DIRECTIONS FOR THIS TASK ▸ Reproduce the material word for word, starting at its first line and stopping after the line that contains "brand-url: www.Guhai.com.cn (928, 34, 1090, 52)".
───── INFORMATION GIVEN ─────
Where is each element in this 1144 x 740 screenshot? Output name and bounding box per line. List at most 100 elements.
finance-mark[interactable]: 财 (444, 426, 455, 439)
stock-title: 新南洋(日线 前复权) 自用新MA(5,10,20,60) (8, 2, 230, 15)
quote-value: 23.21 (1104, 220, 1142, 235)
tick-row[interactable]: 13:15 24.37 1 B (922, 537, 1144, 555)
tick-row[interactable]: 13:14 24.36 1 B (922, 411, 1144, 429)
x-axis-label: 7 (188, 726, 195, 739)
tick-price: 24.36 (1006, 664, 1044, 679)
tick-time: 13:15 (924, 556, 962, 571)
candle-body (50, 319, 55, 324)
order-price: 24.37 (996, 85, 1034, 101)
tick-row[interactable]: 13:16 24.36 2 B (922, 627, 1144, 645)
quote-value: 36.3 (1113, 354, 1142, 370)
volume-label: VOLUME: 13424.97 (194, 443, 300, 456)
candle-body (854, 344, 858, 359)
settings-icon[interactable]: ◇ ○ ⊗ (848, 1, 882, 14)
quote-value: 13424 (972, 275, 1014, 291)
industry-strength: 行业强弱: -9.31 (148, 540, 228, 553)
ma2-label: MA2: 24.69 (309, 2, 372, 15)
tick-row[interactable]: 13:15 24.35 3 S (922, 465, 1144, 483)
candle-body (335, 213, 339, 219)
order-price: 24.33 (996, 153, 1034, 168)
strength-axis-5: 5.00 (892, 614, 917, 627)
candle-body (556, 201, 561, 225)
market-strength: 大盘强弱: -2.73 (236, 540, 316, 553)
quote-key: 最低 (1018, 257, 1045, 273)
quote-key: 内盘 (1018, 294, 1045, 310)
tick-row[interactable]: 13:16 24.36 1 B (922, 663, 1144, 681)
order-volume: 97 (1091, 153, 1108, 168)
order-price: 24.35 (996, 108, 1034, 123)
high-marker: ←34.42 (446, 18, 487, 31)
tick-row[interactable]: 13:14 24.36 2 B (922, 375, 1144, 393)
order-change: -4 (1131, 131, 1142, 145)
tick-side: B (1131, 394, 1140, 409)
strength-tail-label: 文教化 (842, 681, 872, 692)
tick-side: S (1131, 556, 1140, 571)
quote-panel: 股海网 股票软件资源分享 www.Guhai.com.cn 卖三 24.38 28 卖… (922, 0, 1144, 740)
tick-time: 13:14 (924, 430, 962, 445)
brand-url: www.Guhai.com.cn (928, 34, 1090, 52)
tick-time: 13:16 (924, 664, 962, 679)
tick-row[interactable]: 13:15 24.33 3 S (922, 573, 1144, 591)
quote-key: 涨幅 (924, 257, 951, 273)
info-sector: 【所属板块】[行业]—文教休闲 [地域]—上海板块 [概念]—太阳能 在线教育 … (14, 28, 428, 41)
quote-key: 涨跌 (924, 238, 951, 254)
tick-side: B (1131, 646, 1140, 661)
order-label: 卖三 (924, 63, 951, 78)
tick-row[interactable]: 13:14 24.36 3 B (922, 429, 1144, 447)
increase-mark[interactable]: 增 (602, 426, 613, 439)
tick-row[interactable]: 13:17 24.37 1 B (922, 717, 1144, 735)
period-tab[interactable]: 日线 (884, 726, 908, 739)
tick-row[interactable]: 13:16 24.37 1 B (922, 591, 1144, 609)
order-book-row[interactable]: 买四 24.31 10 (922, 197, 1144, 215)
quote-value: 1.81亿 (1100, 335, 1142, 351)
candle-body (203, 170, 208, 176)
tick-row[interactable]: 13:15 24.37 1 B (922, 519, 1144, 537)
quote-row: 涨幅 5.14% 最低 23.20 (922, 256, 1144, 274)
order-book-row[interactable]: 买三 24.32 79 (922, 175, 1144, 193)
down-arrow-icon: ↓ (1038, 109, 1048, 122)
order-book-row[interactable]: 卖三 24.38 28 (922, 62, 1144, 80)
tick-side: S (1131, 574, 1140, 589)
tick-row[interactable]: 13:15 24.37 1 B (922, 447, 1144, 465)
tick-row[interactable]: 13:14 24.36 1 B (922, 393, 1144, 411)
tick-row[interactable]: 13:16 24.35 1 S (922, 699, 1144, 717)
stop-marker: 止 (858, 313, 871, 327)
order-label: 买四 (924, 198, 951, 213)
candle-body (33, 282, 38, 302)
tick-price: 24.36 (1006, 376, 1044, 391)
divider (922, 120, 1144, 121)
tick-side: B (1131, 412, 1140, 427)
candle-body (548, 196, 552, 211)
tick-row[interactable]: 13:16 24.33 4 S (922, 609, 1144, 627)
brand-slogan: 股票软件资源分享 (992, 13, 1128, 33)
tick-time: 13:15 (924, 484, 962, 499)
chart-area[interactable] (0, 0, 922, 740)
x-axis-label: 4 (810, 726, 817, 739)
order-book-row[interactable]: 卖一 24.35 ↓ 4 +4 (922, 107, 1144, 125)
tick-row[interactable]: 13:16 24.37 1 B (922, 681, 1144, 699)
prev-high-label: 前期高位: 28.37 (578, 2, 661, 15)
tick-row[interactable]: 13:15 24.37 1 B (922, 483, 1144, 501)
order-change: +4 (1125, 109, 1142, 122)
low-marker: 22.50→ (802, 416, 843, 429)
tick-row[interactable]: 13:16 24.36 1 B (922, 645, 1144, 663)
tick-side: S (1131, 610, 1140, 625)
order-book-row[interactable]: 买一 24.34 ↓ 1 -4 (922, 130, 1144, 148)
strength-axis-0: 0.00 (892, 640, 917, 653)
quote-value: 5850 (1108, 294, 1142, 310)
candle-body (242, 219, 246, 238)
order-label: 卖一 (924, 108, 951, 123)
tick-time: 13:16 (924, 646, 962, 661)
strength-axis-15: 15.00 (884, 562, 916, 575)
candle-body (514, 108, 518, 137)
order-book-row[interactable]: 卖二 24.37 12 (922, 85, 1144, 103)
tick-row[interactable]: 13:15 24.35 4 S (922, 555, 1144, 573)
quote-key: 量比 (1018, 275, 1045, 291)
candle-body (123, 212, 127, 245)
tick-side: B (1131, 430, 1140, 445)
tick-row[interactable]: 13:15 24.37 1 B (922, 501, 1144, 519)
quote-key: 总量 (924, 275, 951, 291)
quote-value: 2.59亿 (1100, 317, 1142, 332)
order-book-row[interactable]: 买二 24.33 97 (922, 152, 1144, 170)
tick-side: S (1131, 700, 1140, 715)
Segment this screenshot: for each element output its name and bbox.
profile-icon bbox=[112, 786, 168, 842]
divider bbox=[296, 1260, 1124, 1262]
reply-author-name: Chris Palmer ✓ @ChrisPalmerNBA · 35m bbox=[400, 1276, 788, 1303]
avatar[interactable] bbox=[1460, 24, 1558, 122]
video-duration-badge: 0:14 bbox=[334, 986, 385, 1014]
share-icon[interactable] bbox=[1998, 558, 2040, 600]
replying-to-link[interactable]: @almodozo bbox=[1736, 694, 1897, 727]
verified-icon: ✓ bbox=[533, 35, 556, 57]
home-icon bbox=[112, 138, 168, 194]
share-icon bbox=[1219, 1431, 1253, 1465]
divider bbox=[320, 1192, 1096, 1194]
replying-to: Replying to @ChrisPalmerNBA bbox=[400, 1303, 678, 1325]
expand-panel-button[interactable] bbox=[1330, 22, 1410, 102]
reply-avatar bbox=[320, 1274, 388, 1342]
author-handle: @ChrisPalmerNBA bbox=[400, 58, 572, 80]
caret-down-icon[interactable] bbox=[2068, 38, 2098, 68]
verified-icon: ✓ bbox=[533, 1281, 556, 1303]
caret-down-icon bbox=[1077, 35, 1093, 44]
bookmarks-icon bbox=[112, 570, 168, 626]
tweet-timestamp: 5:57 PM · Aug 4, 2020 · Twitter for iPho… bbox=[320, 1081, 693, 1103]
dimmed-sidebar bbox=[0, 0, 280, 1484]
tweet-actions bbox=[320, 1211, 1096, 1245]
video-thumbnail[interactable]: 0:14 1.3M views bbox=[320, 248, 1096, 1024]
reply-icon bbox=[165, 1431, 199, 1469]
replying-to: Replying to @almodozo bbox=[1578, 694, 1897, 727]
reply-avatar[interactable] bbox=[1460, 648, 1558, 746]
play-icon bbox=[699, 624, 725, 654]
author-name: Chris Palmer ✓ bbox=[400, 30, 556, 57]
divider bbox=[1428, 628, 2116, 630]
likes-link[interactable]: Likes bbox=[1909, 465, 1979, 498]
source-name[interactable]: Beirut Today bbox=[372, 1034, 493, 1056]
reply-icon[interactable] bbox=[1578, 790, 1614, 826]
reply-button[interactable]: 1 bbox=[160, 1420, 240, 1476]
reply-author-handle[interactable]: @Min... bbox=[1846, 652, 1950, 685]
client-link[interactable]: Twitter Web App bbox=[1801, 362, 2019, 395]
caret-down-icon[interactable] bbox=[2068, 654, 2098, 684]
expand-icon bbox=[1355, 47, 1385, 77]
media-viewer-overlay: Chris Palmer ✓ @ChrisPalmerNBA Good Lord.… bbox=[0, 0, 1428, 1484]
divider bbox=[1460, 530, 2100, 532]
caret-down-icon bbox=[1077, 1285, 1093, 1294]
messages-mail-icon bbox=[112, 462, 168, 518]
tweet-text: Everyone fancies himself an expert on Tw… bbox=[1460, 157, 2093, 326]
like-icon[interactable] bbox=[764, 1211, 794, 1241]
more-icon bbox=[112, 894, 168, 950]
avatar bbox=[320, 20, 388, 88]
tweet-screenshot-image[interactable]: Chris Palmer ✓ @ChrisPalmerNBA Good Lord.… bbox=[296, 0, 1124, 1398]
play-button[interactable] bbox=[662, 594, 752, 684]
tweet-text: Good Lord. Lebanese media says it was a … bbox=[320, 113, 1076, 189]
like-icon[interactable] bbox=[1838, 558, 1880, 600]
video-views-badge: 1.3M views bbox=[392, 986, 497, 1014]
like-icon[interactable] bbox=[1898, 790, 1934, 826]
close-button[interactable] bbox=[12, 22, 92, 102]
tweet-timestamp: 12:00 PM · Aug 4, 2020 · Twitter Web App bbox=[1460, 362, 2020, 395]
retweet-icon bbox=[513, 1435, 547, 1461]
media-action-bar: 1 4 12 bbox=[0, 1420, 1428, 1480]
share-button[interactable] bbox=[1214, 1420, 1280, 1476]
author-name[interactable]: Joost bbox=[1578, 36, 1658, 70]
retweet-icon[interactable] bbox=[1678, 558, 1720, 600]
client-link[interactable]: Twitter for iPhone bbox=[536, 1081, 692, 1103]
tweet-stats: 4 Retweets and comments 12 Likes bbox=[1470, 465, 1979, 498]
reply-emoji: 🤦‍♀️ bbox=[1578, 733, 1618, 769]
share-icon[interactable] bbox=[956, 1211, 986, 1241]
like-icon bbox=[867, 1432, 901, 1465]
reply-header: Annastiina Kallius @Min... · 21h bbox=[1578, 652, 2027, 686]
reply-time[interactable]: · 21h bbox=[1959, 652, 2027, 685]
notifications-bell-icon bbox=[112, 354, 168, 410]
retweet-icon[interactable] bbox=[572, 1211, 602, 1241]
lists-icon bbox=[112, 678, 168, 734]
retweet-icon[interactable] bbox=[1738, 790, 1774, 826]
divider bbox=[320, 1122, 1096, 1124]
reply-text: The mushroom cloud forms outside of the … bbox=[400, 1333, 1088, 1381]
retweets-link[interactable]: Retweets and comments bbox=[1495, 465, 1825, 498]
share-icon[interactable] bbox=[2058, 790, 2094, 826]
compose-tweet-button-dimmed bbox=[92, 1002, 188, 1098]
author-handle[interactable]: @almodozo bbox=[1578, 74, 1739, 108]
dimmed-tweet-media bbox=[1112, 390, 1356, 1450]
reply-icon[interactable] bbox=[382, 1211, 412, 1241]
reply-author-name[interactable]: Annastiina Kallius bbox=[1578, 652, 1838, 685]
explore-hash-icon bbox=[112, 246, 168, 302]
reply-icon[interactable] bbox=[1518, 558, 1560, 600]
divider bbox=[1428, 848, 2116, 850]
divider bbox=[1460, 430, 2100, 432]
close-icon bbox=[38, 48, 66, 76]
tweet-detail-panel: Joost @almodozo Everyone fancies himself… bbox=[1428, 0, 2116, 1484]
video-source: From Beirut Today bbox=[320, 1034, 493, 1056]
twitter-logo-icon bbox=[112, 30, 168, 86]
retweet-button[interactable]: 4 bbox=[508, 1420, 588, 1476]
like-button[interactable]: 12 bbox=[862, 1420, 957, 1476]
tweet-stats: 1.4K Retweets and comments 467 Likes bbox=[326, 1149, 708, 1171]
─────
RESULT FOR THIS EXERCISE ▸
Where is each element in this 1144 x 740 screenshot? Output name and bounding box per line. List at most 100 elements.
finance-mark[interactable]: 财 (444, 426, 455, 439)
stock-title: 新南洋(日线 前复权) 自用新MA(5,10,20,60) (8, 2, 230, 15)
quote-value: 23.21 (1104, 220, 1142, 235)
tick-row[interactable]: 13:15 24.37 1 B (922, 537, 1144, 555)
tick-row[interactable]: 13:14 24.36 1 B (922, 411, 1144, 429)
x-axis-label: 7 (188, 726, 195, 739)
tick-price: 24.36 (1006, 664, 1044, 679)
tick-time: 13:15 (924, 556, 962, 571)
candle-body (50, 319, 55, 324)
order-price: 24.37 (996, 85, 1034, 101)
tick-row[interactable]: 13:16 24.36 2 B (922, 627, 1144, 645)
quote-value: 36.3 (1113, 354, 1142, 370)
volume-label: VOLUME: 13424.97 (194, 443, 300, 456)
candle-body (854, 344, 858, 359)
settings-icon[interactable]: ◇ ○ ⊗ (848, 1, 882, 14)
quote-value: 13424 (972, 275, 1014, 291)
industry-strength: 行业强弱: -9.31 (148, 540, 228, 553)
ma2-label: MA2: 24.69 (309, 2, 372, 15)
tick-row[interactable]: 13:15 24.35 3 S (922, 465, 1144, 483)
candle-body (335, 213, 339, 219)
order-price: 24.33 (996, 153, 1034, 168)
strength-axis-5: 5.00 (892, 614, 917, 627)
candle-body (556, 201, 561, 225)
market-strength: 大盘强弱: -2.73 (236, 540, 316, 553)
quote-key: 最低 (1018, 257, 1045, 273)
quote-key: 内盘 (1018, 294, 1045, 310)
tick-row[interactable]: 13:16 24.36 1 B (922, 663, 1144, 681)
order-volume: 97 (1091, 153, 1108, 168)
order-price: 24.35 (996, 108, 1034, 123)
high-marker: ←34.42 (446, 18, 487, 31)
tick-row[interactable]: 13:14 24.36 2 B (922, 375, 1144, 393)
order-change: -4 (1131, 131, 1142, 145)
tick-side: B (1131, 394, 1140, 409)
strength-tail-label: 文教化 (842, 681, 872, 692)
tick-side: S (1131, 556, 1140, 571)
quote-panel: 股海网 股票软件资源分享 www.Guhai.com.cn 卖三 24.38 28 卖… (922, 0, 1144, 740)
tick-time: 13:14 (924, 430, 962, 445)
brand-url: www.Guhai.com.cn (928, 34, 1090, 52)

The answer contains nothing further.